SHORT TASK :: Print out the material that follows word for word.

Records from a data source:

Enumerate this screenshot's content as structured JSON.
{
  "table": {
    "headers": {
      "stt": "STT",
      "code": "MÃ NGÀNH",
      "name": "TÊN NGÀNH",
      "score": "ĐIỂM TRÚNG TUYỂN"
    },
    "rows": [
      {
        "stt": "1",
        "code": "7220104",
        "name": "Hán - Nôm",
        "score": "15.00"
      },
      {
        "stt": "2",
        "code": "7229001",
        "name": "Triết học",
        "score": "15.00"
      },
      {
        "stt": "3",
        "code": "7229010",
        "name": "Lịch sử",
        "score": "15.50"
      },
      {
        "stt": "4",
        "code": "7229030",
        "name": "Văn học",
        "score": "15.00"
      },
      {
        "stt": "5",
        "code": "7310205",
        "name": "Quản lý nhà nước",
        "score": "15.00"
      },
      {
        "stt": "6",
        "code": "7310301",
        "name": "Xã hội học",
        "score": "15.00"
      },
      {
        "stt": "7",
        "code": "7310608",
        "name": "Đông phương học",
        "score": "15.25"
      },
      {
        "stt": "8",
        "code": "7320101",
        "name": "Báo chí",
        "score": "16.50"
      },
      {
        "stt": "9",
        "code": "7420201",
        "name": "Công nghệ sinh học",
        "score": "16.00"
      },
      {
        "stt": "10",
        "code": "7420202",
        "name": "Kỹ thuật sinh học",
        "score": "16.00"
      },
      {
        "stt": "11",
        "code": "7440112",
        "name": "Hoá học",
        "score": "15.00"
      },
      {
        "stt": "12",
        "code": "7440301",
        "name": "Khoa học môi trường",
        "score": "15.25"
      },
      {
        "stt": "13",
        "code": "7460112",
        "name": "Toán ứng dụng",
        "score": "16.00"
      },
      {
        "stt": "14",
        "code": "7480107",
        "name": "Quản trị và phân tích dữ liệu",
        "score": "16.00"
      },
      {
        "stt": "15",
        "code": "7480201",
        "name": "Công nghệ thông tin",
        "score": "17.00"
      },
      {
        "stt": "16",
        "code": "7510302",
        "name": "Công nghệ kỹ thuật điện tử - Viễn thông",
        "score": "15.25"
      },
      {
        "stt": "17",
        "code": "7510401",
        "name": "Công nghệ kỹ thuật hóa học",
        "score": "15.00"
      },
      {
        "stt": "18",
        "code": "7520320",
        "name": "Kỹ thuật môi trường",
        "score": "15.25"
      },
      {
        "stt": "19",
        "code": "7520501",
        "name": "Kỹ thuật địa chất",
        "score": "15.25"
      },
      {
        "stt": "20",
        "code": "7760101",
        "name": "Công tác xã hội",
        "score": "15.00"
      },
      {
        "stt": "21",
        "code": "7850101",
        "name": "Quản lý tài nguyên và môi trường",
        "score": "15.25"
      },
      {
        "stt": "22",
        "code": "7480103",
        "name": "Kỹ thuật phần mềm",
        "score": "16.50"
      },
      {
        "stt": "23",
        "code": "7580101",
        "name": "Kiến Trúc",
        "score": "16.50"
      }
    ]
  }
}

WRITTEN SOLUTION ::
Enumerate this screenshot's content as structured JSON.
{
  "table": {
    "headers": {
      "stt": "STT",
      "code": "MÃ NGÀNH",
      "name": "TÊN NGÀNH",
      "score": "ĐIỂM TRÚNG TUYỂN"
    },
    "rows": [
      {
        "stt": "1",
        "code": "7220104",
        "name": "Hán - Nôm",
        "score": "15.00"
      },
      {
        "stt": "2",
        "code": "7229001",
        "name": "Triết học",
        "score": "15.00"
      },
      {
        "stt": "3",
        "code": "7229010",
        "name": "Lịch sử",
        "score": "15.50"
      },
      {
        "stt": "4",
        "code": "7229030",
        "name": "Văn học",
        "score": "15.00"
      },
      {
        "stt": "5",
        "code": "7310205",
        "name": "Quản lý nhà nước",
        "score": "15.00"
      },
      {
        "stt": "6",
        "code": "7310301",
        "name": "Xã hội học",
        "score": "15.00"
      },
      {
        "stt": "7",
        "code": "7310608",
        "name": "Đông phương học",
        "score": "15.25"
      },
      {
        "stt": "8",
        "code": "7320101",
        "name": "Báo chí",
        "score": "16.50"
      },
      {
        "stt": "9",
        "code": "7420201",
        "name": "Công nghệ sinh học",
        "score": "16.00"
      },
      {
        "stt": "10",
        "code": "7420202",
        "name": "Kỹ thuật sinh học",
        "score": "16.00"
      },
      {
        "stt": "11",
        "code": "7440112",
        "name": "Hoá học",
        "score": "15.00"
      },
      {
        "stt": "12",
        "code": "7440301",
        "name": "Khoa học môi trường",
        "score": "15.25"
      },
      {
        "stt": "13",
        "code": "7460112",
        "name": "Toán ứng dụng",
        "score": "16.00"
      },
      {
        "stt": "14",
        "code": "7480107",
        "name": "Quản trị và phân tích dữ liệu",
        "score": "16.00"
      },
      {
        "stt": "15",
        "code": "7480201",
        "name": "Công nghệ thông tin",
        "score": "17.00"
      },
      {
        "stt": "16",
        "code": "7510302",
        "name": "Công nghệ kỹ thuật điện tử - Viễn thông",
        "score": "15.25"
      },
      {
        "stt": "17",
        "code": "7510401",
        "name": "Công nghệ kỹ thuật hóa học",
        "score": "15.00"
      },
      {
        "stt": "18",
        "code": "7520320",
        "name": "Kỹ thuật môi trường",
        "score": "15.25"
      },
      {
        "stt": "19",
        "code": "7520501",
        "name": "Kỹ thuật địa chất",
        "score": "15.25"
      },
      {
        "stt": "20",
        "code": "7760101",
        "name": "Công tác xã hội",
        "score": "15.00"
      },
      {
        "stt": "21",
        "code": "7850101",
        "name": "Quản lý tài nguyên và môi trường",
        "score": "15.25"
      },
      {
        "stt": "22",
        "code": "7480103",
        "name": "Kỹ thuật phần mềm",
        "score": "16.50"
      },
      {
        "stt": "23",
        "code": "7580101",
        "name": "Kiến Trúc",
        "score": "16.50"
      }
    ]
  }
}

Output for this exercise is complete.